* START Available records *
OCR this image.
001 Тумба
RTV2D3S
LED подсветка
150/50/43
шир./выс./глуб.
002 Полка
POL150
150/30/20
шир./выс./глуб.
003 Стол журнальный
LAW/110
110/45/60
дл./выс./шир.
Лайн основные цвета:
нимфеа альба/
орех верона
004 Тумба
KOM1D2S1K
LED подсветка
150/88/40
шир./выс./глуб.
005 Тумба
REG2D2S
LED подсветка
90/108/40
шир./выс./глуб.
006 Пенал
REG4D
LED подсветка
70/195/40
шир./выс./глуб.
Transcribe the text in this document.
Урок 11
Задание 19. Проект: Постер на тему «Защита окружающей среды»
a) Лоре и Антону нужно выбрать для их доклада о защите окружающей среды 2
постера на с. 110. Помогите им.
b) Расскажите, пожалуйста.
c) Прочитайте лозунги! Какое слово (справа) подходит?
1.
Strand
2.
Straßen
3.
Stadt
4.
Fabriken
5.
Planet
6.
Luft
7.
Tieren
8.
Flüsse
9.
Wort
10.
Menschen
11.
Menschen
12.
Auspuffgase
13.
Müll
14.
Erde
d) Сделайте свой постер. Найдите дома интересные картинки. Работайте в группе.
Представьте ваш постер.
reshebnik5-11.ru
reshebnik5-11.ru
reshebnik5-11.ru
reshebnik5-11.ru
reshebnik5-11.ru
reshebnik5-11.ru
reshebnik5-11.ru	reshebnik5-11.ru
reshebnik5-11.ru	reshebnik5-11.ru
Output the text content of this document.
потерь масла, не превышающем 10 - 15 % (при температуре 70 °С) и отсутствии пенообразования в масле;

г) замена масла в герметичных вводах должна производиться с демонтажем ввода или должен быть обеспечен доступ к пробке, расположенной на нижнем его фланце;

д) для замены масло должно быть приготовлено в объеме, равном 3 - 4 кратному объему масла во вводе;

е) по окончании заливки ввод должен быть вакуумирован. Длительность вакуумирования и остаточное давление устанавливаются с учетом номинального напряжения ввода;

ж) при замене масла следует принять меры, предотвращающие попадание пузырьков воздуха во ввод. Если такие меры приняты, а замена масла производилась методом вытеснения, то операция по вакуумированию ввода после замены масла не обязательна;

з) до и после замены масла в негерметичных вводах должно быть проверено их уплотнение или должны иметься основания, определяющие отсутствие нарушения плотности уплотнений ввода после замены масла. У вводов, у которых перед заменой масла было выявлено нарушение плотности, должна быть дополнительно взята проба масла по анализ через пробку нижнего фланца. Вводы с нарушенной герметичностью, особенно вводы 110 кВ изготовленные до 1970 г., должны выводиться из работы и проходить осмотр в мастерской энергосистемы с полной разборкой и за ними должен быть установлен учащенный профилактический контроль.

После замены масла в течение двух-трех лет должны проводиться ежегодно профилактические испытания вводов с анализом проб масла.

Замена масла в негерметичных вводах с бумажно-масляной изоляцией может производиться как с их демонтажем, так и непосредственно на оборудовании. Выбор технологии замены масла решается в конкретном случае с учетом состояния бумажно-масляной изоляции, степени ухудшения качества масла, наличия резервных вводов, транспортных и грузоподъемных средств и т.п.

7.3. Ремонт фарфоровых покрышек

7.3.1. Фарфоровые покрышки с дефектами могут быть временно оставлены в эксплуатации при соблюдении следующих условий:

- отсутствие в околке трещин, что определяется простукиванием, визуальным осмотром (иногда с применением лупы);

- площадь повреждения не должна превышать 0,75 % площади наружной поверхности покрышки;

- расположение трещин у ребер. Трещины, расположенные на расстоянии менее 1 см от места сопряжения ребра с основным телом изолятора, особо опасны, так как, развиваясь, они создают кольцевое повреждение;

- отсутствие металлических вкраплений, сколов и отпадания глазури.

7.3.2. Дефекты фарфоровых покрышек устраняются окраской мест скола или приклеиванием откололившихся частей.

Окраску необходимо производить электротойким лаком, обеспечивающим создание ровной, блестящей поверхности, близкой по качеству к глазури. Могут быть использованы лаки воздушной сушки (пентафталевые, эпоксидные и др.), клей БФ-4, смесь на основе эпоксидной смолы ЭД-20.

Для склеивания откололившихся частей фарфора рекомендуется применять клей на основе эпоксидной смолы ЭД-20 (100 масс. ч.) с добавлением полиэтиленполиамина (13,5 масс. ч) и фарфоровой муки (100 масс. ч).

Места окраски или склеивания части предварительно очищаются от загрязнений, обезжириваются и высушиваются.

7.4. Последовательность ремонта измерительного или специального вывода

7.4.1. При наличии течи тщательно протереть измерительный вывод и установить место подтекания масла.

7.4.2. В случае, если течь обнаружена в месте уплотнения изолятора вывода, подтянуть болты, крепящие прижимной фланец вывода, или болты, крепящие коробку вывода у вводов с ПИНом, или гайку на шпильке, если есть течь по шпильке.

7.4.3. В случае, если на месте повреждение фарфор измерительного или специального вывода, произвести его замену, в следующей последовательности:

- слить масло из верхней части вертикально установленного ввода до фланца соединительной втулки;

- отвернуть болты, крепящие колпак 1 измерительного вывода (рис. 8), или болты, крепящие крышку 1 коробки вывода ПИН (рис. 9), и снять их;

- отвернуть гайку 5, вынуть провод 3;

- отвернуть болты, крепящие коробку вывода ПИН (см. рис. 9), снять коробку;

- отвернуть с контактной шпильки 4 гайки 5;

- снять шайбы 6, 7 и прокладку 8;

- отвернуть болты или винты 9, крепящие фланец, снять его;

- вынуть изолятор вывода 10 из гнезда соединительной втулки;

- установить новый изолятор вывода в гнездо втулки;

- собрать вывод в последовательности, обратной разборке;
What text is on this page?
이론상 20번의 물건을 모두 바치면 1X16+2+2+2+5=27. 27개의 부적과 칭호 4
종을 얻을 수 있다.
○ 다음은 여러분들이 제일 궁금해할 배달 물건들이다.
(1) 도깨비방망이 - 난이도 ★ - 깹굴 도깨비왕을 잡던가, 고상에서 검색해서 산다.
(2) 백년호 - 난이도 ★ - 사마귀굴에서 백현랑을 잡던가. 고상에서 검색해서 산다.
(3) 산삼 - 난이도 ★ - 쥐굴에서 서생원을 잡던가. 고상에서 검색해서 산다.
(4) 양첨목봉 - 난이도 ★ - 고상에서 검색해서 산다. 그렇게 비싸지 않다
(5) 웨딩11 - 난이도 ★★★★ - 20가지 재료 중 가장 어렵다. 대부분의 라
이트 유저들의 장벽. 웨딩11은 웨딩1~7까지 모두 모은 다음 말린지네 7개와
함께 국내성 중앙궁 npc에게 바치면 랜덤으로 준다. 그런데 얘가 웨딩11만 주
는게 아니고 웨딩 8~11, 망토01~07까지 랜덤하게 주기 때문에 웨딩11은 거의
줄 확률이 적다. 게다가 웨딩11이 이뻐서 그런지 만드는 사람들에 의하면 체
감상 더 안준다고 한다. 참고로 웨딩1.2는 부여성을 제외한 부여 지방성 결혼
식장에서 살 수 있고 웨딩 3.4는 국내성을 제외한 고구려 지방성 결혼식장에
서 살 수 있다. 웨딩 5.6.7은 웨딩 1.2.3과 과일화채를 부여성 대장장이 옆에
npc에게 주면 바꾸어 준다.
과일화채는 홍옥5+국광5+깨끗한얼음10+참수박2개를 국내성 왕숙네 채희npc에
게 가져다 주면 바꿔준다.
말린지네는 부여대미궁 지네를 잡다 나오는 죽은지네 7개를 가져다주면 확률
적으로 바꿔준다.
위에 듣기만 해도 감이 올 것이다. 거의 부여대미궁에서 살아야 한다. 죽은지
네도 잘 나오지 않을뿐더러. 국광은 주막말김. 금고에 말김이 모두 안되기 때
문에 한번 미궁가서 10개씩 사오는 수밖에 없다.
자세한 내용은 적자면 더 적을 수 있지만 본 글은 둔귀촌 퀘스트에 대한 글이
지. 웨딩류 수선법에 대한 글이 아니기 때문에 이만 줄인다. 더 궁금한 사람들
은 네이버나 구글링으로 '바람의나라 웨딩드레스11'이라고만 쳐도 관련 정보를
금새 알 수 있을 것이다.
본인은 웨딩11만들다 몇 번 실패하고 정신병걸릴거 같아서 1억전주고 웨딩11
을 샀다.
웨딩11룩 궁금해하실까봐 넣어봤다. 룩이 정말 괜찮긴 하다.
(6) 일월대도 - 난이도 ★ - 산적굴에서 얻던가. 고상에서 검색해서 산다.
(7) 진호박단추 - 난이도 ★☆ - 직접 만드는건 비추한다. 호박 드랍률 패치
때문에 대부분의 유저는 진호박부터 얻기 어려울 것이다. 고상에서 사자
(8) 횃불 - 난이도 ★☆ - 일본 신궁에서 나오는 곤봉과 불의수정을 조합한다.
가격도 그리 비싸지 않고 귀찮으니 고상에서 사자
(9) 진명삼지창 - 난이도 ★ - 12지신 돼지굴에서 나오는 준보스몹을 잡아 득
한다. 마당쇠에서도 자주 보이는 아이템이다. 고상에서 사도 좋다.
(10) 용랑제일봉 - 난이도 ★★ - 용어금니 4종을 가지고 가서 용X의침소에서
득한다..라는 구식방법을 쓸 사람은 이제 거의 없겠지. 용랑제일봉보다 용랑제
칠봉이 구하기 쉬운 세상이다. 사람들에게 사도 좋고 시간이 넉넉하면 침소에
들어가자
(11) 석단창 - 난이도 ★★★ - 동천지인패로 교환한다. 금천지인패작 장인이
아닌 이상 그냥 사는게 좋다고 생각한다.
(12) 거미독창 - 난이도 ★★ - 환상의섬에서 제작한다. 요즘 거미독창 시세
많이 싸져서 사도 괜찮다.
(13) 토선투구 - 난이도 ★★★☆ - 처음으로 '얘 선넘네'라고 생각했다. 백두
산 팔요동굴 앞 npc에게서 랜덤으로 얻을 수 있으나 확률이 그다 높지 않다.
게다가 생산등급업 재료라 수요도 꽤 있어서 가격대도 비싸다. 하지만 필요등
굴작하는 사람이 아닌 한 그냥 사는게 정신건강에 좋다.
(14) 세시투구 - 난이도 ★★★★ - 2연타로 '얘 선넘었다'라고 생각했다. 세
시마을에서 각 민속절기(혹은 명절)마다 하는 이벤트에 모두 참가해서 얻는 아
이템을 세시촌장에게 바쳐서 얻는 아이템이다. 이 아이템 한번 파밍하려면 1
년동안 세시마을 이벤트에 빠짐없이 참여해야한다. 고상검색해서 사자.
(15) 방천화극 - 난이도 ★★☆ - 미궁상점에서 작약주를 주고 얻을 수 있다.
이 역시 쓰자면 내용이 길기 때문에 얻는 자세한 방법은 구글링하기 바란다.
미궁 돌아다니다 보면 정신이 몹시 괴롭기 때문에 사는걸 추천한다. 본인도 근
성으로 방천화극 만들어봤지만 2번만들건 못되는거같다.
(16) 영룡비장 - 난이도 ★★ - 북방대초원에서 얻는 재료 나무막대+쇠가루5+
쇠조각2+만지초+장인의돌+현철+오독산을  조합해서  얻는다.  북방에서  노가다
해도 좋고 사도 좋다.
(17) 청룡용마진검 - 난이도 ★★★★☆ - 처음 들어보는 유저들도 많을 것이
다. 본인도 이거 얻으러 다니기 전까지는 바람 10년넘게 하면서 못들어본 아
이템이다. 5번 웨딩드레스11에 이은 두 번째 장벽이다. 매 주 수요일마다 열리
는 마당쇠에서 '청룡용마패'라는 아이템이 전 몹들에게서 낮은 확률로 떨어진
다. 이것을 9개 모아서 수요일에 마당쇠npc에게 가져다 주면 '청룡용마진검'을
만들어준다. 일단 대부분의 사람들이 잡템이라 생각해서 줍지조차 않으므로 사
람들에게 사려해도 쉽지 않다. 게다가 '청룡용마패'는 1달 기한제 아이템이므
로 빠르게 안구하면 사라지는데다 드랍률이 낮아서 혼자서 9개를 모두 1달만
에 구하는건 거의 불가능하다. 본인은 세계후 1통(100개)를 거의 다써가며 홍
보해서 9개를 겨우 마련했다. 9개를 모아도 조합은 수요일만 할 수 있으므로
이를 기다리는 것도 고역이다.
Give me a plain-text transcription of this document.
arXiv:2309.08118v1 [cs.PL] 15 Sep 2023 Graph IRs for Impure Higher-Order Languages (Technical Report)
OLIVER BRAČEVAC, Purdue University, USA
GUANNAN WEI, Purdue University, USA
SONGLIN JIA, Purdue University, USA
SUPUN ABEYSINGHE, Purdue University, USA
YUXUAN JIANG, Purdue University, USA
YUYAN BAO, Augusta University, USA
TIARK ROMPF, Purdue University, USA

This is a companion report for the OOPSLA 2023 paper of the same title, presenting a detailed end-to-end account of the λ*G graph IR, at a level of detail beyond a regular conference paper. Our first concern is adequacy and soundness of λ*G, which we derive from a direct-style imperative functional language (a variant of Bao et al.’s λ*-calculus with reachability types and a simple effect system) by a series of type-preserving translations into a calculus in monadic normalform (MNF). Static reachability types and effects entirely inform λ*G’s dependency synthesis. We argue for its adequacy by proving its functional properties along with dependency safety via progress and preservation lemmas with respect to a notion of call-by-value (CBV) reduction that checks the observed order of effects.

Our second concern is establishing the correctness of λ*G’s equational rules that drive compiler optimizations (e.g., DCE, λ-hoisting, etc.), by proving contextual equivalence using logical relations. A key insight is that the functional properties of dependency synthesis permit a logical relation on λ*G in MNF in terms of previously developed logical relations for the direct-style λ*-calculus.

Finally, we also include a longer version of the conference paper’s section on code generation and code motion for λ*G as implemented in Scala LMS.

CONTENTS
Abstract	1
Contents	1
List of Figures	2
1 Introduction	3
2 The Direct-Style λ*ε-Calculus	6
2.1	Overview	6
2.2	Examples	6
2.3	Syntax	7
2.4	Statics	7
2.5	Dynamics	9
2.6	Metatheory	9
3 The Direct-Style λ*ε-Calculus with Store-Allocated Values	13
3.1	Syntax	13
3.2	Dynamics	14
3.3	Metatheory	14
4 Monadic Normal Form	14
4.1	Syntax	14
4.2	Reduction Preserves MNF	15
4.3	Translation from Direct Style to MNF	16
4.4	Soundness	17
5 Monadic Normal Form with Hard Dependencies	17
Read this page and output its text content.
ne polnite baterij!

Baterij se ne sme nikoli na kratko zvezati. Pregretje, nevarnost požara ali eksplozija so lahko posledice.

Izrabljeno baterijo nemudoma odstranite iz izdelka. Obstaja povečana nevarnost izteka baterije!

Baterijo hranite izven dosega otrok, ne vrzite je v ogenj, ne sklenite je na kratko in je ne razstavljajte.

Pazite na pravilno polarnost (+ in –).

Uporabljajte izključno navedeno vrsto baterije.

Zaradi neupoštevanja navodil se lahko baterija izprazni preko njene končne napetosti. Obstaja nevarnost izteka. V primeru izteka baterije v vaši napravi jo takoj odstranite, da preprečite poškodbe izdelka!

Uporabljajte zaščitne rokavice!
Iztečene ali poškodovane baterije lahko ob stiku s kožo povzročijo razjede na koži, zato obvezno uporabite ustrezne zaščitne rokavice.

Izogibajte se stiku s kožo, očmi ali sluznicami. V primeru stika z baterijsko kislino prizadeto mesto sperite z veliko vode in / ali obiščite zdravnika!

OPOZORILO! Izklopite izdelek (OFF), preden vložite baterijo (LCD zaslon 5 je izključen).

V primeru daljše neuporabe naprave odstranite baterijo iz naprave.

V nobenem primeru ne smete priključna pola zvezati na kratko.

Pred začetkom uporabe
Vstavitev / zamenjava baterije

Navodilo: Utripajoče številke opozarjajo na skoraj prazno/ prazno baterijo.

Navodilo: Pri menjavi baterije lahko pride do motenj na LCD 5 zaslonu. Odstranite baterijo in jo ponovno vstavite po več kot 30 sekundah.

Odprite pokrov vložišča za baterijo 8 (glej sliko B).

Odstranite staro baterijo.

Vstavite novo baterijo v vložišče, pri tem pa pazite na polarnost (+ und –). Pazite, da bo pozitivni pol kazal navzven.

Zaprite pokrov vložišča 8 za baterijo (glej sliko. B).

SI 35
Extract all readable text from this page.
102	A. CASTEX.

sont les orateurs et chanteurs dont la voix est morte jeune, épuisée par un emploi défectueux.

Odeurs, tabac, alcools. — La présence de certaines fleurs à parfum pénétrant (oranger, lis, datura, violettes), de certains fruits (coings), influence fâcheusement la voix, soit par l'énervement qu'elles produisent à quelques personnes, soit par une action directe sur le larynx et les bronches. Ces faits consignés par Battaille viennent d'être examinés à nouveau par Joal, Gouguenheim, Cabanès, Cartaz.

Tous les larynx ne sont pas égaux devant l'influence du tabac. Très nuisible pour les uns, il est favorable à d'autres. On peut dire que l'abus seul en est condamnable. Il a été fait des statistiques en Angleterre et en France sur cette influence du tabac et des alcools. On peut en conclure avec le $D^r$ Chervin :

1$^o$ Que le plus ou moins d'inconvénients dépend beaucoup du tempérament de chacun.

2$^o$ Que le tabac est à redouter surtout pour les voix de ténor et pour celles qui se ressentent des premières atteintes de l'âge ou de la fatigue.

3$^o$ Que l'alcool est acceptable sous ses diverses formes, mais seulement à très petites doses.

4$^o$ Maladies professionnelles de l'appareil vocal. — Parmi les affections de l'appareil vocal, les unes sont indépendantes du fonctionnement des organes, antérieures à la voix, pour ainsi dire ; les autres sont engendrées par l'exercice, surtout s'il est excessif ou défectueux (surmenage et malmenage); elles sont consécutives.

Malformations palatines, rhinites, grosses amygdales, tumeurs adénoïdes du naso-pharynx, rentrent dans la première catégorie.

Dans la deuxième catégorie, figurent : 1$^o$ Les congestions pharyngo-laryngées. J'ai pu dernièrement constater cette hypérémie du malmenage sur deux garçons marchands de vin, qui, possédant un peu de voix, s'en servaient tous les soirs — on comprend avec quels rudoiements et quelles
* END Available records *
Exercise.
Pick out each line containing "대부분의" and report it.

Output of the task.
(5) 웨딩11 - 난이도 ★★★★ - 20가지 재료 중 가장 어렵다. 대부분의 라
때문에 대부분의 유저는 진호박부터 얻기 어려울 것이다. 고상에서 사자
만들어준다. 일단 대부분의 사람들이 잡템이라 생각해서 줍지조차 않으므로 사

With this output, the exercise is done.